[start]
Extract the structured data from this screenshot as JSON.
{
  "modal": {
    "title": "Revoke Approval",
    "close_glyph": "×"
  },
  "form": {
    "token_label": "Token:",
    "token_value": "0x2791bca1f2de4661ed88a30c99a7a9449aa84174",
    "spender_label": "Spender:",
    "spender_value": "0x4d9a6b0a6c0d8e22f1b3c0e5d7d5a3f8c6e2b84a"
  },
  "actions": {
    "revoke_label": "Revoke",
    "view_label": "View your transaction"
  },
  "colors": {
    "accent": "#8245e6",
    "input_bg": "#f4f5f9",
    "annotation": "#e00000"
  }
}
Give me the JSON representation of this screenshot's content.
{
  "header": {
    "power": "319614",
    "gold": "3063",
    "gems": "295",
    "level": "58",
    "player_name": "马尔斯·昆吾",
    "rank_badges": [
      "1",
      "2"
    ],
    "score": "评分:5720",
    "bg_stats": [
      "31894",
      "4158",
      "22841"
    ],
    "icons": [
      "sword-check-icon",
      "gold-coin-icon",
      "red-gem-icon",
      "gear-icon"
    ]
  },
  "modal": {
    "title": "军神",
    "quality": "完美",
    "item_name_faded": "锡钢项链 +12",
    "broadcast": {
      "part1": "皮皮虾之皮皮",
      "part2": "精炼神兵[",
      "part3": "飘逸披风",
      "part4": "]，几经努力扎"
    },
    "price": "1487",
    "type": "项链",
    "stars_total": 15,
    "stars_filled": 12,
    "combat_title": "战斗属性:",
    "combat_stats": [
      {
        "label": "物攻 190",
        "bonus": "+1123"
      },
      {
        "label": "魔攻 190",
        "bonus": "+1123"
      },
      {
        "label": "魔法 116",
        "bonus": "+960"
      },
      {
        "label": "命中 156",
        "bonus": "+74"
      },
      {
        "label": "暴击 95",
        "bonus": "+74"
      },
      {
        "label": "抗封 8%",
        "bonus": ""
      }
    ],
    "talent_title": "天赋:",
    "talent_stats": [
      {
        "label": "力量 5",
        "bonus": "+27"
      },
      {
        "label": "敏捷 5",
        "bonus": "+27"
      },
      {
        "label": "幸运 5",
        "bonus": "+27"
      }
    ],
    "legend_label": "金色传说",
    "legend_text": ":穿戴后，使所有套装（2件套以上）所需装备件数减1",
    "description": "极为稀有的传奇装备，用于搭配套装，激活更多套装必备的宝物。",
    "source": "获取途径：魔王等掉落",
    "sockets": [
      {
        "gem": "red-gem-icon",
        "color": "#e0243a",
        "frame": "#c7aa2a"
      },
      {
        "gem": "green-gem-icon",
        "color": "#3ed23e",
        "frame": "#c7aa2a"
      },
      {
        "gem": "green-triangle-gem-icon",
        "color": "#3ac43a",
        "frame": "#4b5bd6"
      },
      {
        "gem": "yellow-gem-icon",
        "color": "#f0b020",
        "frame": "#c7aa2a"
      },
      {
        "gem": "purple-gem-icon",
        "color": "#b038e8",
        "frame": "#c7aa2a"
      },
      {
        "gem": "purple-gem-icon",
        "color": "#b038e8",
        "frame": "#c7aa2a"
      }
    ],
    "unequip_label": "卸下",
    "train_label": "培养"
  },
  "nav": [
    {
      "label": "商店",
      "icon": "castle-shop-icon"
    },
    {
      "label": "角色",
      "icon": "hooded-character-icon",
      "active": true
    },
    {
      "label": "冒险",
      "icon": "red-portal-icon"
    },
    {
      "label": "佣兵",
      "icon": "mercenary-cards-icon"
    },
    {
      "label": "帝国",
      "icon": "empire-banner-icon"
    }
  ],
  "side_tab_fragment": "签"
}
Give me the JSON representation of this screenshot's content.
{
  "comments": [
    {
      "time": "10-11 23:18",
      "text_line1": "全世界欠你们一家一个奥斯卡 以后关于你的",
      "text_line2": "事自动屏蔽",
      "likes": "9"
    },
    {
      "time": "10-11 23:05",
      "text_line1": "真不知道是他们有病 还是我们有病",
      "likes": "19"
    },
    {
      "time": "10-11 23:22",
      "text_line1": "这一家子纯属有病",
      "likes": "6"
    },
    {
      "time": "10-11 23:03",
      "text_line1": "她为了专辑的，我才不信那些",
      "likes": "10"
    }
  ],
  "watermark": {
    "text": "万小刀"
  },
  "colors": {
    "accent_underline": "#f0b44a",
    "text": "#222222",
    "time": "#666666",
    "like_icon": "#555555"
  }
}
[end]
Write out the listing once more, matching it exactly.

Extract the structured data from this screenshot as JSON.
{
  "modal": {
    "title": "Revoke Approval",
    "close_glyph": "×"
  },
  "form": {
    "token_label": "Token:",
    "token_value": "0x2791bca1f2de4661ed88a30c99a7a9449aa84174",
    "spender_label": "Spender:",
    "spender_value": "0x4d9a6b0a6c0d8e22f1b3c0e5d7d5a3f8c6e2b84a"
  },
  "actions": {
    "revoke_label": "Revoke",
    "view_label": "View your transaction"
  },
  "colors": {
    "accent": "#8245e6",
    "input_bg": "#f4f5f9",
    "annotation": "#e00000"
  }
}
Give me the JSON representation of this screenshot's content.
{
  "header": {
    "power": "319614",
    "gold": "3063",
    "gems": "295",
    "level": "58",
    "player_name": "马尔斯·昆吾",
    "rank_badges": [
      "1",
      "2"
    ],
    "score": "评分:5720",
    "bg_stats": [
      "31894",
      "4158",
      "22841"
    ],
    "icons": [
      "sword-check-icon",
      "gold-coin-icon",
      "red-gem-icon",
      "gear-icon"
    ]
  },
  "modal": {
    "title": "军神",
    "quality": "完美",
    "item_name_faded": "锡钢项链 +12",
    "broadcast": {
      "part1": "皮皮虾之皮皮",
      "part2": "精炼神兵[",
      "part3": "飘逸披风",
      "part4": "]，几经努力扎"
    },
    "price": "1487",
    "type": "项链",
    "stars_total": 15,
    "stars_filled": 12,
    "combat_title": "战斗属性:",
    "combat_stats": [
      {
        "label": "物攻 190",
        "bonus": "+1123"
      },
      {
        "label": "魔攻 190",
        "bonus": "+1123"
      },
      {
        "label": "魔法 116",
        "bonus": "+960"
      },
      {
        "label": "命中 156",
        "bonus": "+74"
      },
      {
        "label": "暴击 95",
        "bonus": "+74"
      },
      {
        "label": "抗封 8%",
        "bonus": ""
      }
    ],
    "talent_title": "天赋:",
    "talent_stats": [
      {
        "label": "力量 5",
        "bonus": "+27"
      },
      {
        "label": "敏捷 5",
        "bonus": "+27"
      },
      {
        "label": "幸运 5",
        "bonus": "+27"
      }
    ],
    "legend_label": "金色传说",
    "legend_text": ":穿戴后，使所有套装（2件套以上）所需装备件数减1",
    "description": "极为稀有的传奇装备，用于搭配套装，激活更多套装必备的宝物。",
    "source": "获取途径：魔王等掉落",
    "sockets": [
      {
        "gem": "red-gem-icon",
        "color": "#e0243a",
        "frame": "#c7aa2a"
      },
      {
        "gem": "green-gem-icon",
        "color": "#3ed23e",
        "frame": "#c7aa2a"
      },
      {
        "gem": "green-triangle-gem-icon",
        "color": "#3ac43a",
        "frame": "#4b5bd6"
      },
      {
        "gem": "yellow-gem-icon",
        "color": "#f0b020",
        "frame": "#c7aa2a"
      },
      {
        "gem": "purple-gem-icon",
        "color": "#b038e8",
        "frame": "#c7aa2a"
      },
      {
        "gem": "purple-gem-icon",
        "color": "#b038e8",
        "frame": "#c7aa2a"
      }
    ],
    "unequip_label": "卸下",
    "train_label": "培养"
  },
  "nav": [
    {
      "label": "商店",
      "icon": "castle-shop-icon"
    },
    {
      "label": "角色",
      "icon": "hooded-character-icon",
      "active": true
    },
    {
      "label": "冒险",
      "icon": "red-portal-icon"
    },
    {
      "label": "佣兵",
      "icon": "mercenary-cards-icon"
    },
    {
      "label": "帝国",
      "icon": "empire-banner-icon"
    }
  ],
  "side_tab_fragment": "签"
}
Give me the JSON representation of this screenshot's content.
{
  "comments": [
    {
      "time": "10-11 23:18",
      "text_line1": "全世界欠你们一家一个奥斯卡 以后关于你的",
      "text_line2": "事自动屏蔽",
      "likes": "9"
    },
    {
      "time": "10-11 23:05",
      "text_line1": "真不知道是他们有病 还是我们有病",
      "likes": "19"
    },
    {
      "time": "10-11 23:22",
      "text_line1": "这一家子纯属有病",
      "likes": "6"
    },
    {
      "time": "10-11 23:03",
      "text_line1": "她为了专辑的，我才不信那些",
      "likes": "10"
    }
  ],
  "watermark": {
    "text": "万小刀"
  },
  "colors": {
    "accent_underline": "#f0b44a",
    "text": "#222222",
    "time": "#666666",
    "like_icon": "#555555"
  }
}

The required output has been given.